| GIVEN EXERCISE |
Write the records out again, keeping each line exactly as it is.

| INPUT ROWS |
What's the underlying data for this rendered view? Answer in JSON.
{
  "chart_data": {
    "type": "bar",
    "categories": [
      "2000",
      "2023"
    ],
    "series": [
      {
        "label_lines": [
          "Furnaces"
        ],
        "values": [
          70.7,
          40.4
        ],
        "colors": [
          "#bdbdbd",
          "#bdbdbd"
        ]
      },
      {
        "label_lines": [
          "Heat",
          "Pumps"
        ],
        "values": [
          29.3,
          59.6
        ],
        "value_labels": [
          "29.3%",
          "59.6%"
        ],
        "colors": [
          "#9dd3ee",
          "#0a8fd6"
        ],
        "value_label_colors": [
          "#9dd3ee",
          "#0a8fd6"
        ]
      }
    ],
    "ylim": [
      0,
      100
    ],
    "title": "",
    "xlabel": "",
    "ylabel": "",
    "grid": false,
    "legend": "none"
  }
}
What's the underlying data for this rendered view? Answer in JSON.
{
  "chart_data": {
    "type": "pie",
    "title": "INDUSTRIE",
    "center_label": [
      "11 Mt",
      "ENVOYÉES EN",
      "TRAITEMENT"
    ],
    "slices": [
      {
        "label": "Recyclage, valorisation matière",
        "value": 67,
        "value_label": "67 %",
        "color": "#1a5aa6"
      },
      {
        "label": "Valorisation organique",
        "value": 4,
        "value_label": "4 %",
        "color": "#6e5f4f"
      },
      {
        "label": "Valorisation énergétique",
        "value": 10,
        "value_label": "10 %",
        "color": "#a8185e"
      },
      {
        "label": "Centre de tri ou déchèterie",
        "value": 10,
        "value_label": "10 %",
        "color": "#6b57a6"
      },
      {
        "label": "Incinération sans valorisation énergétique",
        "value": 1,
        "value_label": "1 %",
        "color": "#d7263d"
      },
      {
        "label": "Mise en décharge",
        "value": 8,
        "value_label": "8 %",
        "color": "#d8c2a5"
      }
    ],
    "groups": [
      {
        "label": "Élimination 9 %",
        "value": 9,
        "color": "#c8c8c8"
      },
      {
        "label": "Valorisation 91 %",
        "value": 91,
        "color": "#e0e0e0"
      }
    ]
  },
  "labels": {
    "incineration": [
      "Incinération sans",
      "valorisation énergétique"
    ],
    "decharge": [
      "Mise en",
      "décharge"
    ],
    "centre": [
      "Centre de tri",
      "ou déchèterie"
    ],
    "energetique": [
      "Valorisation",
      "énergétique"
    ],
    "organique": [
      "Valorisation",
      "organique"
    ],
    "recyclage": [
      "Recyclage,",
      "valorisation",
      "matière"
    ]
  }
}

| WRITTEN RESPONSE |
What's the underlying data for this rendered view? Answer in JSON.
{
  "chart_data": {
    "type": "bar",
    "categories": [
      "2000",
      "2023"
    ],
    "series": [
      {
        "label_lines": [
          "Furnaces"
        ],
        "values": [
          70.7,
          40.4
        ],
        "colors": [
          "#bdbdbd",
          "#bdbdbd"
        ]
      },
      {
        "label_lines": [
          "Heat",
          "Pumps"
        ],
        "values": [
          29.3,
          59.6
        ],
        "value_labels": [
          "29.3%",
          "59.6%"
        ],
        "colors": [
          "#9dd3ee",
          "#0a8fd6"
        ],
        "value_label_colors": [
          "#9dd3ee",
          "#0a8fd6"
        ]
      }
    ],
    "ylim": [
      0,
      100
    ],
    "title": "",
    "xlabel": "",
    "ylabel": "",
    "grid": false,
    "legend": "none"
  }
}
What's the underlying data for this rendered view? Answer in JSON.
{
  "chart_data": {
    "type": "pie",
    "title": "INDUSTRIE",
    "center_label": [
      "11 Mt",
      "ENVOYÉES EN",
      "TRAITEMENT"
    ],
    "slices": [
      {
        "label": "Recyclage, valorisation matière",
        "value": 67,
        "value_label": "67 %",
        "color": "#1a5aa6"
      },
      {
        "label": "Valorisation organique",
        "value": 4,
        "value_label": "4 %",
        "color": "#6e5f4f"
      },
      {
        "label": "Valorisation énergétique",
        "value": 10,
        "value_label": "10 %",
        "color": "#a8185e"
      },
      {
        "label": "Centre de tri ou déchèterie",
        "value": 10,
        "value_label": "10 %",
        "color": "#6b57a6"
      },
      {
        "label": "Incinération sans valorisation énergétique",
        "value": 1,
        "value_label": "1 %",
        "color": "#d7263d"
      },
      {
        "label": "Mise en décharge",
        "value": 8,
        "value_label": "8 %",
        "color": "#d8c2a5"
      }
    ],
    "groups": [
      {
        "label": "Élimination 9 %",
        "value": 9,
        "color": "#c8c8c8"
      },
      {
        "label": "Valorisation 91 %",
        "value": 91,
        "color": "#e0e0e0"
      }
    ]
  },
  "labels": {
    "incineration": [
      "Incinération sans",
      "valorisation énergétique"
    ],
    "decharge": [
      "Mise en",
      "décharge"
    ],
    "centre": [
      "Centre de tri",
      "ou déchèterie"
    ],
    "energetique": [
      "Valorisation",
      "énergétique"
    ],
    "organique": [
      "Valorisation",
      "organique"
    ],
    "recyclage": [
      "Recyclage,",
      "valorisation",
      "matière"
    ]
  }
}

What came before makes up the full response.